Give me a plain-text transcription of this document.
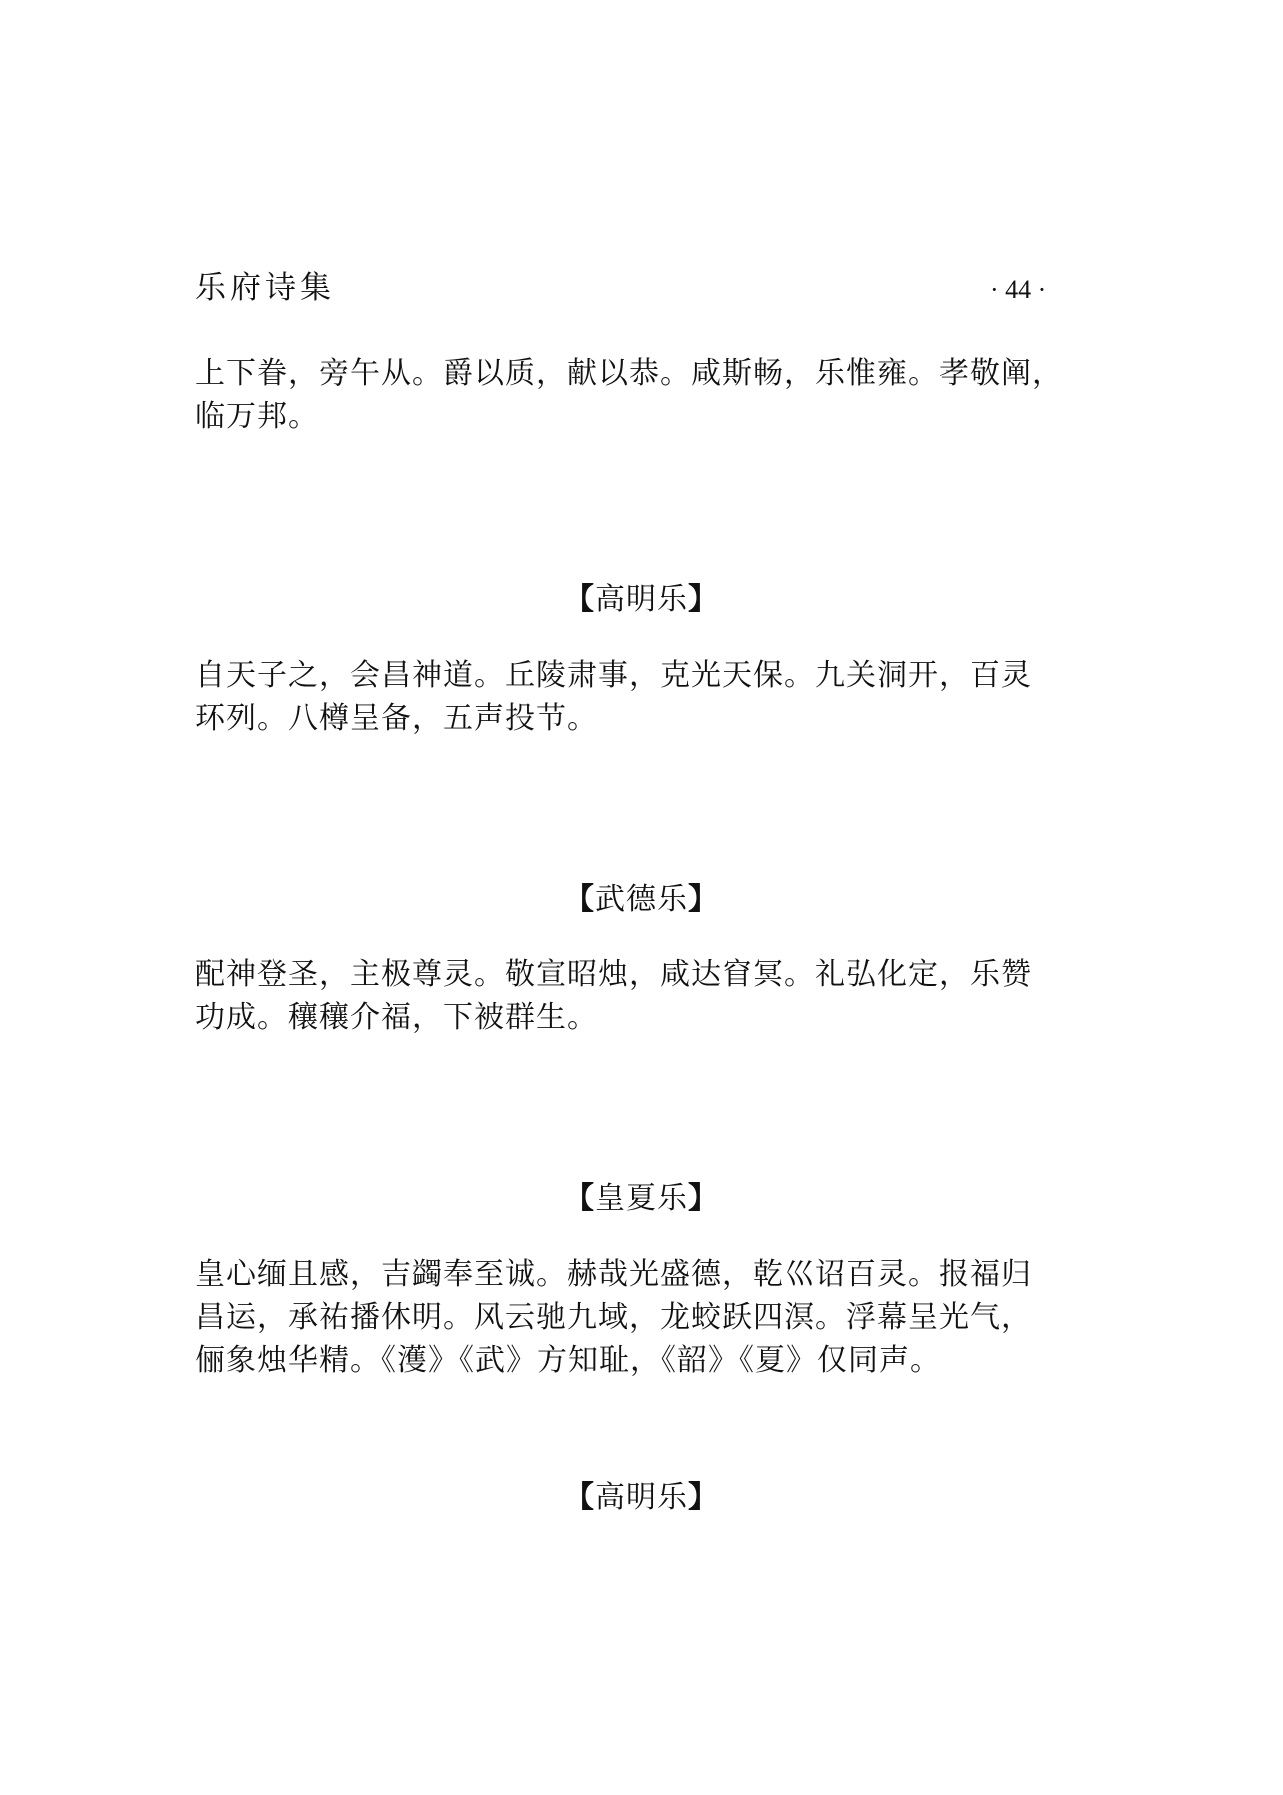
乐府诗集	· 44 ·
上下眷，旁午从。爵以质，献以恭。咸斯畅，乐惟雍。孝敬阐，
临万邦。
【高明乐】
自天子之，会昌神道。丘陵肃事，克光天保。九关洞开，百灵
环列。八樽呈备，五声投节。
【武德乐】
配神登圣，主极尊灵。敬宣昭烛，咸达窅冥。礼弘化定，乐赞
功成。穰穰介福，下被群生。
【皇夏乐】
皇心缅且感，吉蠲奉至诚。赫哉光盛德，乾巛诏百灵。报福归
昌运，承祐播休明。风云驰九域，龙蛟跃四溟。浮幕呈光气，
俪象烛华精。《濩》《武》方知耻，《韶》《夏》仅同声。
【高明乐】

********************

Transcribe each entry above exactly, apart from the pictures.

Give me a plain-text transcription of this document.
乐府诗集	· 44 ·
上下眷，旁午从。爵以质，献以恭。咸斯畅，乐惟雍。孝敬阐，
临万邦。
【高明乐】
自天子之，会昌神道。丘陵肃事，克光天保。九关洞开，百灵
环列。八樽呈备，五声投节。
【武德乐】
配神登圣，主极尊灵。敬宣昭烛，咸达窅冥。礼弘化定，乐赞
功成。穰穰介福，下被群生。
【皇夏乐】
皇心缅且感，吉蠲奉至诚。赫哉光盛德，乾巛诏百灵。报福归
昌运，承祐播休明。风云驰九域，龙蛟跃四溟。浮幕呈光气，
俪象烛华精。《濩》《武》方知耻，《韶》《夏》仅同声。
【高明乐】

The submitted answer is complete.